[Saved data entries]
+ + +

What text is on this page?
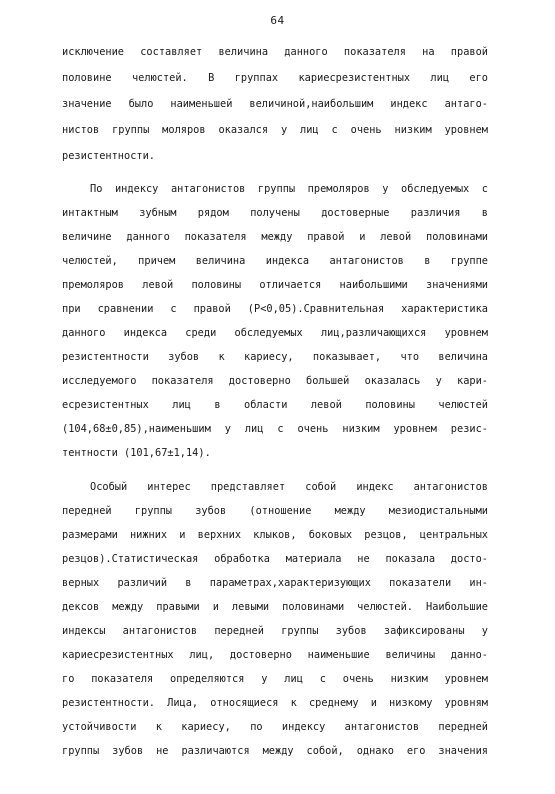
64
исключение составляет величина данного показателя на правой
половине челюстей. В группах кариесрезистентных лиц его
значение было наименьшей величиной,наибольшим индекс антаго-
нистов группы моляров оказался у лиц с очень низким уровнем
резистентности.
По индексу антагонистов группы премоляров у обследуемых с
интактным зубным рядом получены достоверные различия в
величине данного показателя между правой и левой половинами
челюстей, причем величина индекса антагонистов в группе
премоляров левой половины отличается наибольшими значениями
при сравнении с правой (Р<0,05).Сравнительная характеристика
данного индекса среди обследуемых лиц,различающихся уровнем
резистентности зубов к кариесу, показывает, что величина
исследуемого показателя достоверно большей оказалась у кари-
есрезистентных лиц в области левой половины челюстей
(104,68±0,85),наименьшим у лиц с очень низким уровнем резис-
тентности (101,67±1,14).
Особый интерес представляет собой индекс антагонистов
передней группы зубов (отношение между мезиодистальными
размерами нижних и верхних клыков, боковых резцов, центральных
резцов).Статистическая обработка материала не показала досто-
верных различий в параметрах,характеризующих показатели ин-
дексов между правыми и левыми половинами челюстей. Наибольшие
индексы антагонистов передней группы зубов зафиксированы у
кариесрезистентных лиц, достоверно наименьшие величины данно-
го показателя определяются у лиц с очень низким уровнем
резистентности. Лица, относящиеся к среднему и низкому уровням
устойчивости к кариесу, по индексу антагонистов передней
группы зубов не различаются между собой, однако его значения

+ + +

■ Task details: Transcribe the entries above verbatim, omitting their pictures.

■ Output below:
What text is on this page?
64
исключение составляет величина данного показателя на правой
половине челюстей. В группах кариесрезистентных лиц его
значение было наименьшей величиной,наибольшим индекс антаго-
нистов группы моляров оказался у лиц с очень низким уровнем
резистентности.
По индексу антагонистов группы премоляров у обследуемых с
интактным зубным рядом получены достоверные различия в
величине данного показателя между правой и левой половинами
челюстей, причем величина индекса антагонистов в группе
премоляров левой половины отличается наибольшими значениями
при сравнении с правой (Р<0,05).Сравнительная характеристика
данного индекса среди обследуемых лиц,различающихся уровнем
резистентности зубов к кариесу, показывает, что величина
исследуемого показателя достоверно большей оказалась у кари-
есрезистентных лиц в области левой половины челюстей
(104,68±0,85),наименьшим у лиц с очень низким уровнем резис-
тентности (101,67±1,14).
Особый интерес представляет собой индекс антагонистов
передней группы зубов (отношение между мезиодистальными
размерами нижних и верхних клыков, боковых резцов, центральных
резцов).Статистическая обработка материала не показала досто-
верных различий в параметрах,характеризующих показатели ин-
дексов между правыми и левыми половинами челюстей. Наибольшие
индексы антагонистов передней группы зубов зафиксированы у
кариесрезистентных лиц, достоверно наименьшие величины данно-
го показателя определяются у лиц с очень низким уровнем
резистентности. Лица, относящиеся к среднему и низкому уровням
устойчивости к кариесу, по индексу антагонистов передней
группы зубов не различаются между собой, однако его значения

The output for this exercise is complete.